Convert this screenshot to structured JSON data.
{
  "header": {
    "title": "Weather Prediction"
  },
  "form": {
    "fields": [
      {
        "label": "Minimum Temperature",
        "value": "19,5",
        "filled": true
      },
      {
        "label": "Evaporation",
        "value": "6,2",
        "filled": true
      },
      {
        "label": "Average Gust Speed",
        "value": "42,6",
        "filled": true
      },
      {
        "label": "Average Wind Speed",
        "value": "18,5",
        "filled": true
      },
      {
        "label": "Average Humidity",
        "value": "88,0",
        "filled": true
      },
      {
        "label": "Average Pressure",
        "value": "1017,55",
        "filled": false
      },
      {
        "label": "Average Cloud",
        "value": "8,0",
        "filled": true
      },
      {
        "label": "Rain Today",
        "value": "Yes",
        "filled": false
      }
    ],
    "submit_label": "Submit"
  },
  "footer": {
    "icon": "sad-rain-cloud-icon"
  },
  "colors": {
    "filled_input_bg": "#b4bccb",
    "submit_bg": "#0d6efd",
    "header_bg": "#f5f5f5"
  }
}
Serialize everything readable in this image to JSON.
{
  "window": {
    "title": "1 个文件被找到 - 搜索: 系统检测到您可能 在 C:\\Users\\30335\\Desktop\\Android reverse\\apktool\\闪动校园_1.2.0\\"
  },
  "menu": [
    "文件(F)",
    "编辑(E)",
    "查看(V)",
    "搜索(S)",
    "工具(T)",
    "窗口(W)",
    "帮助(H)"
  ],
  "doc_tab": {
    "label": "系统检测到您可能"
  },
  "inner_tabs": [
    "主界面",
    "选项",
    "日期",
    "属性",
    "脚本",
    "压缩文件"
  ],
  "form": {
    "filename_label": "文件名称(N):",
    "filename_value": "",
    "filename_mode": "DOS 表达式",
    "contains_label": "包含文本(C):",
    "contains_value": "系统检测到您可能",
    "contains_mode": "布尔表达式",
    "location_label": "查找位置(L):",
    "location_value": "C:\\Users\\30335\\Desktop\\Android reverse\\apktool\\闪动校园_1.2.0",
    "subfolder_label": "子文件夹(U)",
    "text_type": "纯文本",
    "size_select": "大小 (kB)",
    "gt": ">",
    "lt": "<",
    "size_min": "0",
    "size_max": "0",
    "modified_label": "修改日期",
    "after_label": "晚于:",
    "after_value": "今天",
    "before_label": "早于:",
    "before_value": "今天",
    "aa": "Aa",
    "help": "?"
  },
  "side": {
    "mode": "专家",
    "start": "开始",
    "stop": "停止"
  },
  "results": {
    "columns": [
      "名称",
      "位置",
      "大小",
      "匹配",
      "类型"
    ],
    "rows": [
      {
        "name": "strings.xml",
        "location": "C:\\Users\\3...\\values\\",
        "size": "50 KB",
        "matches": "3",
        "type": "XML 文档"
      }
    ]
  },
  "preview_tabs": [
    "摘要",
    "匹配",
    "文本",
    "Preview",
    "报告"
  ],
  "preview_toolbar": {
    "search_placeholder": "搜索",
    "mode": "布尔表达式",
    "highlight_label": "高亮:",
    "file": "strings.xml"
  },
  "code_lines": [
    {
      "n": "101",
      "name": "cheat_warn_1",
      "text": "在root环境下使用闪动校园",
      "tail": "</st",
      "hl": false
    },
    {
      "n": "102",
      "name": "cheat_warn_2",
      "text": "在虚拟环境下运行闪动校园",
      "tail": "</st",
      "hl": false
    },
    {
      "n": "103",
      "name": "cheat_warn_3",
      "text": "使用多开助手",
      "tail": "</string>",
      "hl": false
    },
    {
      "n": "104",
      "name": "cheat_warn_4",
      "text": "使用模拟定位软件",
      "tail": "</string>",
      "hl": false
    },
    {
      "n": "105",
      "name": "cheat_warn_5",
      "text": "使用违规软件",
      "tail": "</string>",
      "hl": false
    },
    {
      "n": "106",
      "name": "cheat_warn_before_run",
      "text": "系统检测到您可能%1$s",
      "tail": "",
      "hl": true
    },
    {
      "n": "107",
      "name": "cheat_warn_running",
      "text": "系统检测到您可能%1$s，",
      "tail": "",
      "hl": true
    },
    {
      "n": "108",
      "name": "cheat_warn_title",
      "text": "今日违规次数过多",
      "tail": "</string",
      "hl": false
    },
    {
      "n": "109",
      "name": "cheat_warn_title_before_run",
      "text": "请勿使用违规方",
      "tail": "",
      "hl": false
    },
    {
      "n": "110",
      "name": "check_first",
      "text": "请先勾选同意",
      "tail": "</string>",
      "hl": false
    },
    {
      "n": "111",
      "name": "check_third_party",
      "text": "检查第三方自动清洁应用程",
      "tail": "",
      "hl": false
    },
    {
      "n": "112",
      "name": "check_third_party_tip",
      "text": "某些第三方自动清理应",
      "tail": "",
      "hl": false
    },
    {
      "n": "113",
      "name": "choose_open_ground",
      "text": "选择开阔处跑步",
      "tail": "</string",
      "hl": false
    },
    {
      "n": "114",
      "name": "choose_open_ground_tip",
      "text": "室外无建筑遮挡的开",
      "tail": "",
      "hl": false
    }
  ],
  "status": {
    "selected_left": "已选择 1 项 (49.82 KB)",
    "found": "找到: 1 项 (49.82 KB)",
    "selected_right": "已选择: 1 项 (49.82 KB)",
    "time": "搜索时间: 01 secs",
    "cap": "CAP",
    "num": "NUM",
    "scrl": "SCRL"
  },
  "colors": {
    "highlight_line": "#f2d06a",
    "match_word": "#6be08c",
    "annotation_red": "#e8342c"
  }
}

◆ **What is being asked**: Print every entry exactly as it appears.

◆ **Written solution**:
Convert this screenshot to structured JSON data.
{
  "header": {
    "title": "Weather Prediction"
  },
  "form": {
    "fields": [
      {
        "label": "Minimum Temperature",
        "value": "19,5",
        "filled": true
      },
      {
        "label": "Evaporation",
        "value": "6,2",
        "filled": true
      },
      {
        "label": "Average Gust Speed",
        "value": "42,6",
        "filled": true
      },
      {
        "label": "Average Wind Speed",
        "value": "18,5",
        "filled": true
      },
      {
        "label": "Average Humidity",
        "value": "88,0",
        "filled": true
      },
      {
        "label": "Average Pressure",
        "value": "1017,55",
        "filled": false
      },
      {
        "label": "Average Cloud",
        "value": "8,0",
        "filled": true
      },
      {
        "label": "Rain Today",
        "value": "Yes",
        "filled": false
      }
    ],
    "submit_label": "Submit"
  },
  "footer": {
    "icon": "sad-rain-cloud-icon"
  },
  "colors": {
    "filled_input_bg": "#b4bccb",
    "submit_bg": "#0d6efd",
    "header_bg": "#f5f5f5"
  }
}
Serialize everything readable in this image to JSON.
{
  "window": {
    "title": "1 个文件被找到 - 搜索: 系统检测到您可能 在 C:\\Users\\30335\\Desktop\\Android reverse\\apktool\\闪动校园_1.2.0\\"
  },
  "menu": [
    "文件(F)",
    "编辑(E)",
    "查看(V)",
    "搜索(S)",
    "工具(T)",
    "窗口(W)",
    "帮助(H)"
  ],
  "doc_tab": {
    "label": "系统检测到您可能"
  },
  "inner_tabs": [
    "主界面",
    "选项",
    "日期",
    "属性",
    "脚本",
    "压缩文件"
  ],
  "form": {
    "filename_label": "文件名称(N):",
    "filename_value": "",
    "filename_mode": "DOS 表达式",
    "contains_label": "包含文本(C):",
    "contains_value": "系统检测到您可能",
    "contains_mode": "布尔表达式",
    "location_label": "查找位置(L):",
    "location_value": "C:\\Users\\30335\\Desktop\\Android reverse\\apktool\\闪动校园_1.2.0",
    "subfolder_label": "子文件夹(U)",
    "text_type": "纯文本",
    "size_select": "大小 (kB)",
    "gt": ">",
    "lt": "<",
    "size_min": "0",
    "size_max": "0",
    "modified_label": "修改日期",
    "after_label": "晚于:",
    "after_value": "今天",
    "before_label": "早于:",
    "before_value": "今天",
    "aa": "Aa",
    "help": "?"
  },
  "side": {
    "mode": "专家",
    "start": "开始",
    "stop": "停止"
  },
  "results": {
    "columns": [
      "名称",
      "位置",
      "大小",
      "匹配",
      "类型"
    ],
    "rows": [
      {
        "name": "strings.xml",
        "location": "C:\\Users\\3...\\values\\",
        "size": "50 KB",
        "matches": "3",
        "type": "XML 文档"
      }
    ]
  },
  "preview_tabs": [
    "摘要",
    "匹配",
    "文本",
    "Preview",
    "报告"
  ],
  "preview_toolbar": {
    "search_placeholder": "搜索",
    "mode": "布尔表达式",
    "highlight_label": "高亮:",
    "file": "strings.xml"
  },
  "code_lines": [
    {
      "n": "101",
      "name": "cheat_warn_1",
      "text": "在root环境下使用闪动校园",
      "tail": "</st",
      "hl": false
    },
    {
      "n": "102",
      "name": "cheat_warn_2",
      "text": "在虚拟环境下运行闪动校园",
      "tail": "</st",
      "hl": false
    },
    {
      "n": "103",
      "name": "cheat_warn_3",
      "text": "使用多开助手",
      "tail": "</string>",
      "hl": false
    },
    {
      "n": "104",
      "name": "cheat_warn_4",
      "text": "使用模拟定位软件",
      "tail": "</string>",
      "hl": false
    },
    {
      "n": "105",
      "name": "cheat_warn_5",
      "text": "使用违规软件",
      "tail": "</string>",
      "hl": false
    },
    {
      "n": "106",
      "name": "cheat_warn_before_run",
      "text": "系统检测到您可能%1$s",
      "tail": "",
      "hl": true
    },
    {
      "n": "107",
      "name": "cheat_warn_running",
      "text": "系统检测到您可能%1$s，",
      "tail": "",
      "hl": true
    },
    {
      "n": "108",
      "name": "cheat_warn_title",
      "text": "今日违规次数过多",
      "tail": "</string",
      "hl": false
    },
    {
      "n": "109",
      "name": "cheat_warn_title_before_run",
      "text": "请勿使用违规方",
      "tail": "",
      "hl": false
    },
    {
      "n": "110",
      "name": "check_first",
      "text": "请先勾选同意",
      "tail": "</string>",
      "hl": false
    },
    {
      "n": "111",
      "name": "check_third_party",
      "text": "检查第三方自动清洁应用程",
      "tail": "",
      "hl": false
    },
    {
      "n": "112",
      "name": "check_third_party_tip",
      "text": "某些第三方自动清理应",
      "tail": "",
      "hl": false
    },
    {
      "n": "113",
      "name": "choose_open_ground",
      "text": "选择开阔处跑步",
      "tail": "</string",
      "hl": false
    },
    {
      "n": "114",
      "name": "choose_open_ground_tip",
      "text": "室外无建筑遮挡的开",
      "tail": "",
      "hl": false
    }
  ],
  "status": {
    "selected_left": "已选择 1 项 (49.82 KB)",
    "found": "找到: 1 项 (49.82 KB)",
    "selected_right": "已选择: 1 项 (49.82 KB)",
    "time": "搜索时间: 01 secs",
    "cap": "CAP",
    "num": "NUM",
    "scrl": "SCRL"
  },
  "colors": {
    "highlight_line": "#f2d06a",
    "match_word": "#6be08c",
    "annotation_red": "#e8342c"
  }
}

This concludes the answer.